• _Task details_: Copy, in full, each line of the material that holds the word "幽怨含情".

• _Provided data_:

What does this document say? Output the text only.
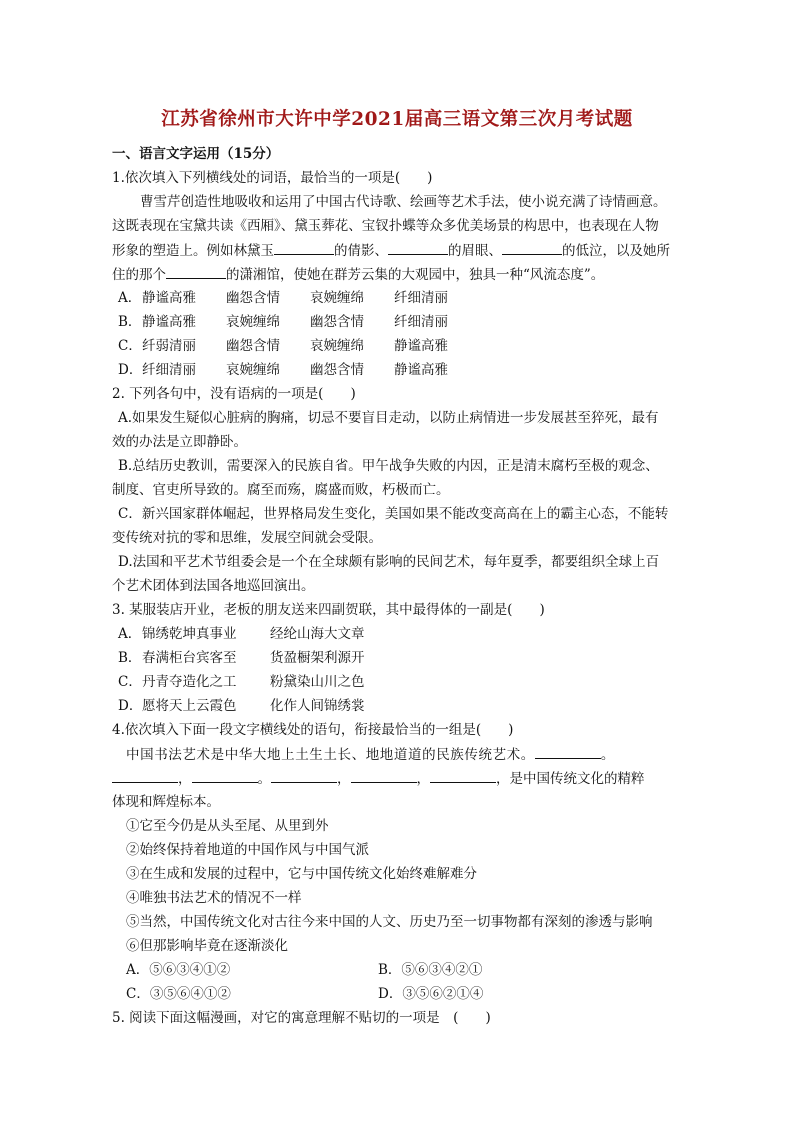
江苏省徐州市大许中学2021届高三语文第三次月考试题
一、语言文字运用（15分）
1.依次填入下列横线处的词语，最恰当的一项是(　　)
曹雪芹创造性地吸收和运用了中国古代诗歌、绘画等艺术手法，使小说充满了诗情画意。
这既表现在宝黛共读《西厢》、黛玉葬花、宝钗扑蝶等众多优美场景的构思中，也表现在人物
形象的塑造上。例如林黛玉	的倩影、	的眉眼、	的低泣，以及她所
住的那个	的潇湘馆，使她在群芳云集的大观园中，独具一种“风流态度”。
A．静谧高雅 幽怨含情 哀婉缠绵 纤细清丽
B．静谧高雅 哀婉缠绵 幽怨含情 纤细清丽
C．纤弱清丽 幽怨含情 哀婉缠绵 静谧高雅
D．纤细清丽 哀婉缠绵 幽怨含情 静谧高雅
2. 下列各句中，没有语病的一项是(　　)
A.如果发生疑似心脏病的胸痛，切忌不要盲目走动，以防止病情进一步发展甚至猝死，最有
效的办法是立即静卧。
B.总结历史教训，需要深入的民族自省。甲午战争失败的内因，正是清末腐朽至极的观念、
制度、官吏所导致的。腐至而殇，腐盛而败，朽极而亡。
C．新兴国家群体崛起，世界格局发生变化，美国如果不能改变高高在上的霸主心态，不能转
变传统对抗的零和思维，发展空间就会受限。
D.法国和平艺术节组委会是一个在全球颇有影响的民间艺术，每年夏季，都要组织全球上百
个艺术团体到法国各地巡回演出。
3. 某服装店开业，老板的朋友送来四副贺联，其中最得体的一副是(　　)
A．锦绣乾坤真事业 经纶山海大文章
B．春满柜台宾客至 货盈橱架利源开
C．丹青夺造化之工 粉黛染山川之色
D．愿将天上云霞色 化作人间锦绣裳
4.依次填入下面一段文字横线处的语句，衔接最恰当的一组是(　　)
中国书法艺术是中华大地上土生土长、地地道道的民族传统艺术。	。
，	。	，	，	，是中国传统文化的精粹
体现和辉煌标本。
①它至今仍是从头至尾、从里到外
②始终保持着地道的中国作风与中国气派
③在生成和发展的过程中，它与中国传统文化始终难解难分
④唯独书法艺术的情况不一样
⑤当然，中国传统文化对古往今来中国的人文、历史乃至一切事物都有深刻的渗透与影响
⑥但那影响毕竟在逐渐淡化
A．⑤⑥③④①②	B．⑤⑥③④②①
C．③⑤⑥④①②	D．③⑤⑥②①④
5. 阅读下面这幅漫画，对它的寓意理解不贴切的一项是　(　　)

• _The result_:
A．静谧高雅 幽怨含情 哀婉缠绵 纤细清丽
B．静谧高雅 哀婉缠绵 幽怨含情 纤细清丽
C．纤弱清丽 幽怨含情 哀婉缠绵 静谧高雅
D．纤细清丽 哀婉缠绵 幽怨含情 静谧高雅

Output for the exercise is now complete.